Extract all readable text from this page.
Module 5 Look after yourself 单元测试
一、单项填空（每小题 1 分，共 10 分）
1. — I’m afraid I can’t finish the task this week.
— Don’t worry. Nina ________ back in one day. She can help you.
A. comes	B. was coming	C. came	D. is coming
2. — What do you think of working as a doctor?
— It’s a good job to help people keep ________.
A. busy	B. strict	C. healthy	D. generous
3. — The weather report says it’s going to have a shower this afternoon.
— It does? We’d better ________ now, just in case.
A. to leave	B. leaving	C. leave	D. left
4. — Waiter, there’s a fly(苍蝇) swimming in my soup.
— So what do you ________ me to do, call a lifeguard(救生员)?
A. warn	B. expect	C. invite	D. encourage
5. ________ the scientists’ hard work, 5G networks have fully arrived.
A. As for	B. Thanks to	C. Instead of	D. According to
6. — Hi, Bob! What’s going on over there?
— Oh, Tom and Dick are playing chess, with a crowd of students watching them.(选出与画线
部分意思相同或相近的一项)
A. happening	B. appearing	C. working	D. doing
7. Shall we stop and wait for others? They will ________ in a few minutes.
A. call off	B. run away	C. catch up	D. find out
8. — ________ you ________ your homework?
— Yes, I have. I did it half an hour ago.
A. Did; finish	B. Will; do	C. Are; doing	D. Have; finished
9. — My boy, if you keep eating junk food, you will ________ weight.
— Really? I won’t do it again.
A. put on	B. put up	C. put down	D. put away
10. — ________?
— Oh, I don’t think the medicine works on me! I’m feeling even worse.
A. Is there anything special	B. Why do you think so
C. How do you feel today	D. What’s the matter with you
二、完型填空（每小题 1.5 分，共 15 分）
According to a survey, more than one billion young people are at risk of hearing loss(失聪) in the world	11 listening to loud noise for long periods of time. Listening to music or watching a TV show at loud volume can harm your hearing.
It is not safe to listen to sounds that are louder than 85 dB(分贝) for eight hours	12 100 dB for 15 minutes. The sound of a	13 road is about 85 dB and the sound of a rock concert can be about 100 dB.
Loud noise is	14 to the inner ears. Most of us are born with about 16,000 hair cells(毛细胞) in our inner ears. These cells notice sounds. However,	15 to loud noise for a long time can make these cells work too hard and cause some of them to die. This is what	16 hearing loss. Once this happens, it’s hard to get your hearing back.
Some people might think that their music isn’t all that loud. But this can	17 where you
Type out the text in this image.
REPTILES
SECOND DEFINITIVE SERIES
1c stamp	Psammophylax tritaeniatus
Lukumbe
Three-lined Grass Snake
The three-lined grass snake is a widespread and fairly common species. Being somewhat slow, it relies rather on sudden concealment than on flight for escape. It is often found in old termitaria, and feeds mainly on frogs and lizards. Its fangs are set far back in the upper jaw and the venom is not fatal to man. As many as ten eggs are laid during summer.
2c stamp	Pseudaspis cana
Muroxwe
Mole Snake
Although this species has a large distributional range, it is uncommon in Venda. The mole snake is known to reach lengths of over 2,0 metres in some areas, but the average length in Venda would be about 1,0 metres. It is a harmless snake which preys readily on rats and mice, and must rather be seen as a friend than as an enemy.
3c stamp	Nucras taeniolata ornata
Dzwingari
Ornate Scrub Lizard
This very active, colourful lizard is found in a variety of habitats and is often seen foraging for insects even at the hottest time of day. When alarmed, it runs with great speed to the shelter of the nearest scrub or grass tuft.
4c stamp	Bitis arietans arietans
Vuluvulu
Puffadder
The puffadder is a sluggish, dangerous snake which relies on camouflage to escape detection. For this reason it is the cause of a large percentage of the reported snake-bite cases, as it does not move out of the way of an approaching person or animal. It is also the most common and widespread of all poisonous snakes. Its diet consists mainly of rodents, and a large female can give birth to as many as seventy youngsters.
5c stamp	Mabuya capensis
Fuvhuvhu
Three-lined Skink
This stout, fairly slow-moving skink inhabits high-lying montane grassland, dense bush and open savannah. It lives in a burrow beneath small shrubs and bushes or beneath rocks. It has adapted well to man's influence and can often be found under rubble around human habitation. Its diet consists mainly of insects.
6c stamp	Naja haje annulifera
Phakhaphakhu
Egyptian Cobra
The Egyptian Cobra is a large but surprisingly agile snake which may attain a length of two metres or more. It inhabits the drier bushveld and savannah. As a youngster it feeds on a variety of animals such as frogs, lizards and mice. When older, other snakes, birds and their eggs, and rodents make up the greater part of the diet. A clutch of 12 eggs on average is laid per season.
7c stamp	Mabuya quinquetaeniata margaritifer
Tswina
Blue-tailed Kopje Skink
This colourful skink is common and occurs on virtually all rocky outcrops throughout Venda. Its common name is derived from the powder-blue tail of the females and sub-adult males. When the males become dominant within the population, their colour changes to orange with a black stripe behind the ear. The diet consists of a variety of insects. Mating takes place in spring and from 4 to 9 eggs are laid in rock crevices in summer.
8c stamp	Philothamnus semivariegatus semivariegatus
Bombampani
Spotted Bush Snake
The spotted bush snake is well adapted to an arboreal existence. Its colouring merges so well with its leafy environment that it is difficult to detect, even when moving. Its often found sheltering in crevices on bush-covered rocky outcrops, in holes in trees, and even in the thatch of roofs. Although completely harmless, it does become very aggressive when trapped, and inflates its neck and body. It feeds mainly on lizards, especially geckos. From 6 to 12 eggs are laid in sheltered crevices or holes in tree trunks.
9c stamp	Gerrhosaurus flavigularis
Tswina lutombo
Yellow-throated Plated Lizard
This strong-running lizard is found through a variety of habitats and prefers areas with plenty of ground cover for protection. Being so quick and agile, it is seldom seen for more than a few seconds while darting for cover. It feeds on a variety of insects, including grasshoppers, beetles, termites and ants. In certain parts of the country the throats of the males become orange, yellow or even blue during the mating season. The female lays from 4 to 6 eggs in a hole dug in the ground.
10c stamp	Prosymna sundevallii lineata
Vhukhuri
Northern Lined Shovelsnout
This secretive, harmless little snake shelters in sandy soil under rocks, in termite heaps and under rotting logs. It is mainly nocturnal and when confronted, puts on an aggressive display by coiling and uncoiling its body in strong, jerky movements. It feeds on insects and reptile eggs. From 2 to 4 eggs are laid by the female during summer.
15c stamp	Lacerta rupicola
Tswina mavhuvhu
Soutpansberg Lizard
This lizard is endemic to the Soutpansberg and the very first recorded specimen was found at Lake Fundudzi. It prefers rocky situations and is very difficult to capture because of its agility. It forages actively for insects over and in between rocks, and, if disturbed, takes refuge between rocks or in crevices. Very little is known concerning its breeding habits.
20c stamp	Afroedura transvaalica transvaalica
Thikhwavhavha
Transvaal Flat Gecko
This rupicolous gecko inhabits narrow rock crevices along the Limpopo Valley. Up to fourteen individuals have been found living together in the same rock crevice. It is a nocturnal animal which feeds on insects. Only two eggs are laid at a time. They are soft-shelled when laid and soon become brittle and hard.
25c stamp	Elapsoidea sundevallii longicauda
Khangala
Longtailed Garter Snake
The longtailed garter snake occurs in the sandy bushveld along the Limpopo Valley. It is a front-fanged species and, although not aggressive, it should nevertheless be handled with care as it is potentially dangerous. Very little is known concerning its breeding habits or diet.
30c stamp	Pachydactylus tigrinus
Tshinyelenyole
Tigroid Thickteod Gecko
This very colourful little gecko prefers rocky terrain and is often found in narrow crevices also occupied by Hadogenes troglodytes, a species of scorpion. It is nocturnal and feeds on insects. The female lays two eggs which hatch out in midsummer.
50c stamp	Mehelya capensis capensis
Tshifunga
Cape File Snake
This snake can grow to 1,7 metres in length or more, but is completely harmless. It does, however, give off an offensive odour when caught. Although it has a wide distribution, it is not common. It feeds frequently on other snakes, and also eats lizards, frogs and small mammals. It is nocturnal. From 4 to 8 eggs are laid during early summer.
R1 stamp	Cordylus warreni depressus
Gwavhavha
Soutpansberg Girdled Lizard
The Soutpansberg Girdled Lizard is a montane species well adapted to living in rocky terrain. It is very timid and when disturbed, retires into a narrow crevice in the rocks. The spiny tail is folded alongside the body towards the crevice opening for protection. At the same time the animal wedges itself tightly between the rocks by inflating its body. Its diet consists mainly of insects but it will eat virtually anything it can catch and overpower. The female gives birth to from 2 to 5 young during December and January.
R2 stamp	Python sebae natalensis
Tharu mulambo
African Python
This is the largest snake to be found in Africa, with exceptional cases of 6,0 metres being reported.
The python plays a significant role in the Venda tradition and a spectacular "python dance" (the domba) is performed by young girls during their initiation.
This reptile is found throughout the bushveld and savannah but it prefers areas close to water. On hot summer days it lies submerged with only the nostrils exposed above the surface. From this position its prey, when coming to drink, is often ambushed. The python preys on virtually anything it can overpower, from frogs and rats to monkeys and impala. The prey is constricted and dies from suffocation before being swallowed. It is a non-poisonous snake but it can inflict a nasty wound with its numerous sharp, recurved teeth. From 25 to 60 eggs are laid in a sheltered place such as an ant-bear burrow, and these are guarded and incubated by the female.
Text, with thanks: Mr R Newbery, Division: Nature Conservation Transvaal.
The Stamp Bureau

--- --- ---

__TASK STATEMENT__
Across the entries, state how many lines contain "Mabuya", giving the number only.

__OUTPUT FOR THIS EXERCISE__
2